* Given problem:
Pick out each line of the records in which the word "uheld" appears.

┌──

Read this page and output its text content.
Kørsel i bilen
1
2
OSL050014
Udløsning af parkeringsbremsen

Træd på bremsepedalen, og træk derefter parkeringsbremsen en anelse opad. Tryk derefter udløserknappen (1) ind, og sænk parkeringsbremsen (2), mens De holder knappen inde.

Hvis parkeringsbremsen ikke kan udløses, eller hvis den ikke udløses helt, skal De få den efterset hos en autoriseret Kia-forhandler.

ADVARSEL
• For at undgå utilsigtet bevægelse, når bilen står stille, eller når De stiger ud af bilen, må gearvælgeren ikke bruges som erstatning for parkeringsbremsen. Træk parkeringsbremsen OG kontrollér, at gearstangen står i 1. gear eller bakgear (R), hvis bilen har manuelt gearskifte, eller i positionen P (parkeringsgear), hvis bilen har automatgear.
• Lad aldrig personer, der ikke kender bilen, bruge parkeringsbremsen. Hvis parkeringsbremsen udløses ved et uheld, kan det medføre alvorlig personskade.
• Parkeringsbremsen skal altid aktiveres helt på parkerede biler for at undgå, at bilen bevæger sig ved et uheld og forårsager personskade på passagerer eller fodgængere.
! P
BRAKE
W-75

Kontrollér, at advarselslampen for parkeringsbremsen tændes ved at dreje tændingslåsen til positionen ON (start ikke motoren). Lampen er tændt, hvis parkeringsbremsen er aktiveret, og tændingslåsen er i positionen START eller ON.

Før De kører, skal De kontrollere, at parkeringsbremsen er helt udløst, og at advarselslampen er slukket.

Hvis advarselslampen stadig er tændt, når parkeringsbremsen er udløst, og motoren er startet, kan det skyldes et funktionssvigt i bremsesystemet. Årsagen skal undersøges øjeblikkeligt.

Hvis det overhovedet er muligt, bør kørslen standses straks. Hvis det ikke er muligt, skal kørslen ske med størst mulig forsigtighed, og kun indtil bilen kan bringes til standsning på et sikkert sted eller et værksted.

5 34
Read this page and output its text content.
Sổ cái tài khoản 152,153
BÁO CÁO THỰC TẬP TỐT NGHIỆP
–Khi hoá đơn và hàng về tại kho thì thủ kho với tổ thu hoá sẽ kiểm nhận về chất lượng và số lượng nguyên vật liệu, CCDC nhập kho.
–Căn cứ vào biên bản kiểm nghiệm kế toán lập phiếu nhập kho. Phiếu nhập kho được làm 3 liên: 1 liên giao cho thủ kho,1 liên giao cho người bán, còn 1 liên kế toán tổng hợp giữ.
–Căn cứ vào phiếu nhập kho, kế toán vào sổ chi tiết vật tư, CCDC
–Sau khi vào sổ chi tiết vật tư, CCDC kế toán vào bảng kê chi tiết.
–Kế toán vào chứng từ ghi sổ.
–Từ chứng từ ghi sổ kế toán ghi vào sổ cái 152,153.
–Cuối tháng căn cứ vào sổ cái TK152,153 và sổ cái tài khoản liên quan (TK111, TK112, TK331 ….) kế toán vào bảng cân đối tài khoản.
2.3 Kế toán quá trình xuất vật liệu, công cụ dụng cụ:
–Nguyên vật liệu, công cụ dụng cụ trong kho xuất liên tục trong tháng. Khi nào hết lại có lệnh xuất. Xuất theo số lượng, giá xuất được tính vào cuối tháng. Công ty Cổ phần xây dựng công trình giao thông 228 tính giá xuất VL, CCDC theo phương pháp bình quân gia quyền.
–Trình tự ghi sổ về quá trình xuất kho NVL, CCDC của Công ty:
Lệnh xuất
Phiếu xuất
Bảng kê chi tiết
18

└──

* Result:
• Lad aldrig personer, der ikke kender bilen, bruge parkeringsbremsen. Hvis parkeringsbremsen udløses ved et uheld, kan det medføre alvorlig personskade.
• Parkeringsbremsen skal altid aktiveres helt på parkerede biler for at undgå, at bilen bevæger sig ved et uheld og forårsager personskade på passagerer eller fodgængere.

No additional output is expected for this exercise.